Task directions ▸ Reproduce every record below exactly as it appears.
Start Supplied records
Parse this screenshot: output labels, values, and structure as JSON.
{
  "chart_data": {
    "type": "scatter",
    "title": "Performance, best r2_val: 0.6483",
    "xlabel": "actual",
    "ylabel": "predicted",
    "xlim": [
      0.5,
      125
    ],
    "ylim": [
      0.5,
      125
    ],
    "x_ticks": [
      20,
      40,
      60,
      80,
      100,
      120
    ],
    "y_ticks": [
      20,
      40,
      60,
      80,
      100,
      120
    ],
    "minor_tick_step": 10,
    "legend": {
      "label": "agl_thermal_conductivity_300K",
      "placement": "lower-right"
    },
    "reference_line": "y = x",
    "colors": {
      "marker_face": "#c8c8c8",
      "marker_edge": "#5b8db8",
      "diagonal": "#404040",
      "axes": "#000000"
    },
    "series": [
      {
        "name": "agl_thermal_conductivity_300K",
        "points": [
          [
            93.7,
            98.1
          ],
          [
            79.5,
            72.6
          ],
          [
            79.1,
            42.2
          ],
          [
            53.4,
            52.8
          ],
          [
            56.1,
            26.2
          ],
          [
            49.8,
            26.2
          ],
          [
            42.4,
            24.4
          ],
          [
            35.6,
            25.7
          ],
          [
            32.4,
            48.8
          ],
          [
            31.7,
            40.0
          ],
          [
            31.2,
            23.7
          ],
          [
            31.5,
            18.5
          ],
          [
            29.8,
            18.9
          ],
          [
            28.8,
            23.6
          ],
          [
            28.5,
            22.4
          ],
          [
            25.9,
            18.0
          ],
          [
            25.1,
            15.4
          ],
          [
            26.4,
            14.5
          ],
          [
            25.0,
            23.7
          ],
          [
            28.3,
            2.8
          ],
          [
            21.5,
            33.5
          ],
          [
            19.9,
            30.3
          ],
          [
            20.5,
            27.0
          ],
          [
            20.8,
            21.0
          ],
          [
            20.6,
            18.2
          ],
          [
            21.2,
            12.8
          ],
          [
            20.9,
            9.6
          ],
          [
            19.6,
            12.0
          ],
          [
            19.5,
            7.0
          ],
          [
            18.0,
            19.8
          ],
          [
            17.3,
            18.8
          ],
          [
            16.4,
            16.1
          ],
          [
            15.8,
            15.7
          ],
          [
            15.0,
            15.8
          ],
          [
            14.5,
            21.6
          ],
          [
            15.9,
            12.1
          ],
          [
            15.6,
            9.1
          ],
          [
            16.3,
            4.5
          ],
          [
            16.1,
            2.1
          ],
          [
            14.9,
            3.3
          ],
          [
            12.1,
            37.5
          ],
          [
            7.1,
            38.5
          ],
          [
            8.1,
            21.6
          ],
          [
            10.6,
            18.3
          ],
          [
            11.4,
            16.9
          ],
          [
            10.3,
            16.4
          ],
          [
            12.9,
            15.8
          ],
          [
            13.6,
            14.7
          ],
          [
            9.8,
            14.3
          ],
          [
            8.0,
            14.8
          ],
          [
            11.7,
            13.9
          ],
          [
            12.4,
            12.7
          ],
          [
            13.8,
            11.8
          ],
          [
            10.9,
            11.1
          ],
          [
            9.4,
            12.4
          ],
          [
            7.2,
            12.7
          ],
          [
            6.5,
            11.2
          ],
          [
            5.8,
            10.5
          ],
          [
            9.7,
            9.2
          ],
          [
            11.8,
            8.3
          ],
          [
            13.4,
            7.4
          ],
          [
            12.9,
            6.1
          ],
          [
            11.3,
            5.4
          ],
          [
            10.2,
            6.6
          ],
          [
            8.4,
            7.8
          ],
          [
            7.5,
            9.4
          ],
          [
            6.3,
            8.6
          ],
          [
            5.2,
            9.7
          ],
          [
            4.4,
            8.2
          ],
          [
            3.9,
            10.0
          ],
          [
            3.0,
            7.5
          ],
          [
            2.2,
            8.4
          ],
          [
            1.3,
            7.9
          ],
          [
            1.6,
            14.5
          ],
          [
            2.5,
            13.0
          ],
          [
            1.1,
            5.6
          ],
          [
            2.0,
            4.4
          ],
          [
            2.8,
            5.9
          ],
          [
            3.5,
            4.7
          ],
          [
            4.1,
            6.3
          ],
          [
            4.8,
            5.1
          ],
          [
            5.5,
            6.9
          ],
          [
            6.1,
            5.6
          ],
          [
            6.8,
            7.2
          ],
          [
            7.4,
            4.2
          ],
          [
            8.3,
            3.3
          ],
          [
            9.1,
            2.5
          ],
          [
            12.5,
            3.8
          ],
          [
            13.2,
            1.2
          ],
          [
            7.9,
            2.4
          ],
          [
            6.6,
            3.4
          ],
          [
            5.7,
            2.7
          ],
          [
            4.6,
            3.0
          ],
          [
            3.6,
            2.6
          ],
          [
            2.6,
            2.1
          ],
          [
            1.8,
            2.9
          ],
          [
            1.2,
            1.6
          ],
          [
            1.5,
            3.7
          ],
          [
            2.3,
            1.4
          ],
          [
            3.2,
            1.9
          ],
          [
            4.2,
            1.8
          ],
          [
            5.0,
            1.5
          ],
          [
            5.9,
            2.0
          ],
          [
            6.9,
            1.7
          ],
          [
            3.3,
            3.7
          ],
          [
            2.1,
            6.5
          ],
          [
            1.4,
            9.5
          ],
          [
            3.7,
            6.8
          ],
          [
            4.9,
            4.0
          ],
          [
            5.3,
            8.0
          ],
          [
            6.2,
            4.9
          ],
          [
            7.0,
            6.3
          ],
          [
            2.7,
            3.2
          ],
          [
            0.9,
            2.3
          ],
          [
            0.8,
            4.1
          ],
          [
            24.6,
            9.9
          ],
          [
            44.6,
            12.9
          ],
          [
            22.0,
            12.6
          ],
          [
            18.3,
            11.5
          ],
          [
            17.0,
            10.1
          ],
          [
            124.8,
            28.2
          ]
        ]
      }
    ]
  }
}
End Supplied records
Solution for this exercise ▸
Parse this screenshot: output labels, values, and structure as JSON.
{
  "chart_data": {
    "type": "scatter",
    "title": "Performance, best r2_val: 0.6483",
    "xlabel": "actual",
    "ylabel": "predicted",
    "xlim": [
      0.5,
      125
    ],
    "ylim": [
      0.5,
      125
    ],
    "x_ticks": [
      20,
      40,
      60,
      80,
      100,
      120
    ],
    "y_ticks": [
      20,
      40,
      60,
      80,
      100,
      120
    ],
    "minor_tick_step": 10,
    "legend": {
      "label": "agl_thermal_conductivity_300K",
      "placement": "lower-right"
    },
    "reference_line": "y = x",
    "colors": {
      "marker_face": "#c8c8c8",
      "marker_edge": "#5b8db8",
      "diagonal": "#404040",
      "axes": "#000000"
    },
    "series": [
      {
        "name": "agl_thermal_conductivity_300K",
        "points": [
          [
            93.7,
            98.1
          ],
          [
            79.5,
            72.6
          ],
          [
            79.1,
            42.2
          ],
          [
            53.4,
            52.8
          ],
          [
            56.1,
            26.2
          ],
          [
            49.8,
            26.2
          ],
          [
            42.4,
            24.4
          ],
          [
            35.6,
            25.7
          ],
          [
            32.4,
            48.8
          ],
          [
            31.7,
            40.0
          ],
          [
            31.2,
            23.7
          ],
          [
            31.5,
            18.5
          ],
          [
            29.8,
            18.9
          ],
          [
            28.8,
            23.6
          ],
          [
            28.5,
            22.4
          ],
          [
            25.9,
            18.0
          ],
          [
            25.1,
            15.4
          ],
          [
            26.4,
            14.5
          ],
          [
            25.0,
            23.7
          ],
          [
            28.3,
            2.8
          ],
          [
            21.5,
            33.5
          ],
          [
            19.9,
            30.3
          ],
          [
            20.5,
            27.0
          ],
          [
            20.8,
            21.0
          ],
          [
            20.6,
            18.2
          ],
          [
            21.2,
            12.8
          ],
          [
            20.9,
            9.6
          ],
          [
            19.6,
            12.0
          ],
          [
            19.5,
            7.0
          ],
          [
            18.0,
            19.8
          ],
          [
            17.3,
            18.8
          ],
          [
            16.4,
            16.1
          ],
          [
            15.8,
            15.7
          ],
          [
            15.0,
            15.8
          ],
          [
            14.5,
            21.6
          ],
          [
            15.9,
            12.1
          ],
          [
            15.6,
            9.1
          ],
          [
            16.3,
            4.5
          ],
          [
            16.1,
            2.1
          ],
          [
            14.9,
            3.3
          ],
          [
            12.1,
            37.5
          ],
          [
            7.1,
            38.5
          ],
          [
            8.1,
            21.6
          ],
          [
            10.6,
            18.3
          ],
          [
            11.4,
            16.9
          ],
          [
            10.3,
            16.4
          ],
          [
            12.9,
            15.8
          ],
          [
            13.6,
            14.7
          ],
          [
            9.8,
            14.3
          ],
          [
            8.0,
            14.8
          ],
          [
            11.7,
            13.9
          ],
          [
            12.4,
            12.7
          ],
          [
            13.8,
            11.8
          ],
          [
            10.9,
            11.1
          ],
          [
            9.4,
            12.4
          ],
          [
            7.2,
            12.7
          ],
          [
            6.5,
            11.2
          ],
          [
            5.8,
            10.5
          ],
          [
            9.7,
            9.2
          ],
          [
            11.8,
            8.3
          ],
          [
            13.4,
            7.4
          ],
          [
            12.9,
            6.1
          ],
          [
            11.3,
            5.4
          ],
          [
            10.2,
            6.6
          ],
          [
            8.4,
            7.8
          ],
          [
            7.5,
            9.4
          ],
          [
            6.3,
            8.6
          ],
          [
            5.2,
            9.7
          ],
          [
            4.4,
            8.2
          ],
          [
            3.9,
            10.0
          ],
          [
            3.0,
            7.5
          ],
          [
            2.2,
            8.4
          ],
          [
            1.3,
            7.9
          ],
          [
            1.6,
            14.5
          ],
          [
            2.5,
            13.0
          ],
          [
            1.1,
            5.6
          ],
          [
            2.0,
            4.4
          ],
          [
            2.8,
            5.9
          ],
          [
            3.5,
            4.7
          ],
          [
            4.1,
            6.3
          ],
          [
            4.8,
            5.1
          ],
          [
            5.5,
            6.9
          ],
          [
            6.1,
            5.6
          ],
          [
            6.8,
            7.2
          ],
          [
            7.4,
            4.2
          ],
          [
            8.3,
            3.3
          ],
          [
            9.1,
            2.5
          ],
          [
            12.5,
            3.8
          ],
          [
            13.2,
            1.2
          ],
          [
            7.9,
            2.4
          ],
          [
            6.6,
            3.4
          ],
          [
            5.7,
            2.7
          ],
          [
            4.6,
            3.0
          ],
          [
            3.6,
            2.6
          ],
          [
            2.6,
            2.1
          ],
          [
            1.8,
            2.9
          ],
          [
            1.2,
            1.6
          ],
          [
            1.5,
            3.7
          ],
          [
            2.3,
            1.4
          ],
          [
            3.2,
            1.9
          ],
          [
            4.2,
            1.8
          ],
          [
            5.0,
            1.5
          ],
          [
            5.9,
            2.0
          ],
          [
            6.9,
            1.7
          ],
          [
            3.3,
            3.7
          ],
          [
            2.1,
            6.5
          ],
          [
            1.4,
            9.5
          ],
          [
            3.7,
            6.8
          ],
          [
            4.9,
            4.0
          ],
          [
            5.3,
            8.0
          ],
          [
            6.2,
            4.9
          ],
          [
            7.0,
            6.3
          ],
          [
            2.7,
            3.2
          ],
          [
            0.9,
            2.3
          ],
          [
            0.8,
            4.1
          ],
          [
            24.6,
            9.9
          ],
          [
            44.6,
            12.9
          ],
          [
            22.0,
            12.6
          ],
          [
            18.3,
            11.5
          ],
          [
            17.0,
            10.1
          ],
          [
            124.8,
            28.2
          ]
        ]
      }
    ]
  }
}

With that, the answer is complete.